Print the full listing exactly.

---+---

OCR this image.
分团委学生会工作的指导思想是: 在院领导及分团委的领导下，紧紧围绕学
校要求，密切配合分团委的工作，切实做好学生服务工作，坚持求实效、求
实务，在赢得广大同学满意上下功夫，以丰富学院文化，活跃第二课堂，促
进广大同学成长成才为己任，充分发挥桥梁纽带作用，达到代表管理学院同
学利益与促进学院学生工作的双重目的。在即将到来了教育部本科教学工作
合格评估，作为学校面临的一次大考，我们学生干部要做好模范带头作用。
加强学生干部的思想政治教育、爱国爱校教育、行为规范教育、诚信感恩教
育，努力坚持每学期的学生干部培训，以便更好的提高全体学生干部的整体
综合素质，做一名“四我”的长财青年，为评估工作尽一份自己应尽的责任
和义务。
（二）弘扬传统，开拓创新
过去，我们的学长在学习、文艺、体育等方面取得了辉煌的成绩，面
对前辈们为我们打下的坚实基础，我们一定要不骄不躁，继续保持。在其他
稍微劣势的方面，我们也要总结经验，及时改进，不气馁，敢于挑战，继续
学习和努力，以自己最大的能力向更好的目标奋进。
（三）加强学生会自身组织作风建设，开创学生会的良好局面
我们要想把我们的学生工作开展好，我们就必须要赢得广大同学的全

---+---

Answer in full
OCR this image.
分团委学生会工作的指导思想是: 在院领导及分团委的领导下，紧紧围绕学
校要求，密切配合分团委的工作，切实做好学生服务工作，坚持求实效、求
实务，在赢得广大同学满意上下功夫，以丰富学院文化，活跃第二课堂，促
进广大同学成长成才为己任，充分发挥桥梁纽带作用，达到代表管理学院同
学利益与促进学院学生工作的双重目的。在即将到来了教育部本科教学工作
合格评估，作为学校面临的一次大考，我们学生干部要做好模范带头作用。
加强学生干部的思想政治教育、爱国爱校教育、行为规范教育、诚信感恩教
育，努力坚持每学期的学生干部培训，以便更好的提高全体学生干部的整体
综合素质，做一名“四我”的长财青年，为评估工作尽一份自己应尽的责任
和义务。
（二）弘扬传统，开拓创新
过去，我们的学长在学习、文艺、体育等方面取得了辉煌的成绩，面
对前辈们为我们打下的坚实基础，我们一定要不骄不躁，继续保持。在其他
稍微劣势的方面，我们也要总结经验，及时改进，不气馁，敢于挑战，继续
学习和努力，以自己最大的能力向更好的目标奋进。
（三）加强学生会自身组织作风建设，开创学生会的良好局面
我们要想把我们的学生工作开展好，我们就必须要赢得广大同学的全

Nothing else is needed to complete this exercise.